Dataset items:

**********

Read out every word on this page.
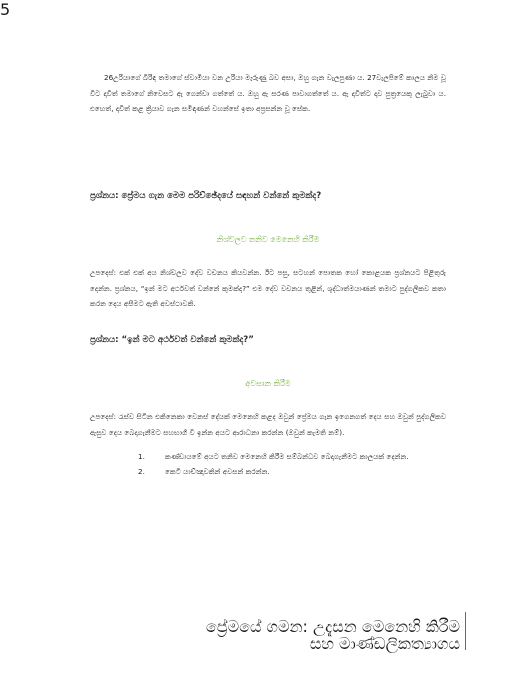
26උරියාගේ බිරිඳ තමාගේ ස්වාමියා වන උරියා මැරුණු බව අසා, ඔහු ගැන වැලපුණා ය. 27වැලපීමේ කාලය නිම වූ විට දාවිත් තමාගේ නිවෙසට ඇ ගෙන්වා ගත්තේ ය. ඔහු ඇ සරණ පාවාගත්තේ ය. ඇ දාවිත්ට දාව පුත්‍රයෙකු ලැබුවා ය. එහෙත්, දාවිත් කළ ක්‍රියාව ගැන සමිඳාණන් වහන්සේ ඉතා අප්‍රසන්න වූ සේක.
ප්‍රශ්නය: ප්‍රේමය ගැන මෙම පරිච්ඡේදයේ සඳහන් වන්නේ කුමක්ද?
නිශ්චලව තනිව මෙනෙහි කිරීම
උපදෙස්: එක් එක් අය නිශ්චලව දේව වචනය කියවන්න. ඊට පසු, සටහන් පොතක හෝ කොළයක ප්‍රශ්නයට පිළිතුරු දෙන්න. ප්‍රශ්නය, “ඉන් මට අර්ථවත් වන්නේ කුමක්ද?” එම දේව වචනය තුළින්, ශුද්ධාත්මයාණන් තමාට පුද්ගලිකව කතා කරන දෙය අසීමට ඇති අවස්ථාවකි.
ප්‍රශ්නය: “ඉන් මට අර්ථවත් වන්නේ කුමක්ද?”
අවසාන කිරීම
උපදෙස්: රැස්ව සිටින එකිනෙකා වෙනස් දේයක් මෙනෙහි කළද ඔවුන් ප්‍රේමය ගැන ඉගෙනගත් දෙය සහ ඔවුන් පුද්ගලිකව ඇසුව දෙය බෙදාගැනීමට සහභාගී වී ඉන්න අයට ආරාධනා කරන්න (ඔවුන් කැමති නම්).
1.	කණ්ඩායමේ අයට තනිව මෙනෙහි කිරීම සම්බන්ධව බෙදාගැනීමට කාලයක් දෙන්න.
2.	කෙටි යාච්ඤාවකින් අවසන් කරන්න.
ප්‍රේමයේ ගමන: උදැසන මෙනෙහි කිරීම
සහ මාණ්ඩලිකත්‍යාගය
5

**********

*Written problem:* Keep every word of the data as it is when you write it out, but drop the pictures.

*Reply:*
Read out every word on this page.
26උරියාගේ බිරිඳ තමාගේ ස්වාමියා වන උරියා මැරුණු බව අසා, ඔහු ගැන වැලපුණා ය. 27වැලපීමේ කාලය නිම වූ විට දාවිත් තමාගේ නිවෙසට ඇ ගෙන්වා ගත්තේ ය. ඔහු ඇ සරණ පාවාගත්තේ ය. ඇ දාවිත්ට දාව පුත්‍රයෙකු ලැබුවා ය. එහෙත්, දාවිත් කළ ක්‍රියාව ගැන සමිඳාණන් වහන්සේ ඉතා අප්‍රසන්න වූ සේක.
ප්‍රශ්නය: ප්‍රේමය ගැන මෙම පරිච්ඡේදයේ සඳහන් වන්නේ කුමක්ද?
නිශ්චලව තනිව මෙනෙහි කිරීම
උපදෙස්: එක් එක් අය නිශ්චලව දේව වචනය කියවන්න. ඊට පසු, සටහන් පොතක හෝ කොළයක ප්‍රශ්නයට පිළිතුරු දෙන්න. ප්‍රශ්නය, “ඉන් මට අර්ථවත් වන්නේ කුමක්ද?” එම දේව වචනය තුළින්, ශුද්ධාත්මයාණන් තමාට පුද්ගලිකව කතා කරන දෙය අසීමට ඇති අවස්ථාවකි.
ප්‍රශ්නය: “ඉන් මට අර්ථවත් වන්නේ කුමක්ද?”
අවසාන කිරීම
උපදෙස්: රැස්ව සිටින එකිනෙකා වෙනස් දේයක් මෙනෙහි කළද ඔවුන් ප්‍රේමය ගැන ඉගෙනගත් දෙය සහ ඔවුන් පුද්ගලිකව ඇසුව දෙය බෙදාගැනීමට සහභාගී වී ඉන්න අයට ආරාධනා කරන්න (ඔවුන් කැමති නම්).
1.	කණ්ඩායමේ අයට තනිව මෙනෙහි කිරීම සම්බන්ධව බෙදාගැනීමට කාලයක් දෙන්න.
2.	කෙටි යාච්ඤාවකින් අවසන් කරන්න.
ප්‍රේමයේ ගමන: උදැසන මෙනෙහි කිරීම
සහ මාණ්ඩලිකත්‍යාගය
5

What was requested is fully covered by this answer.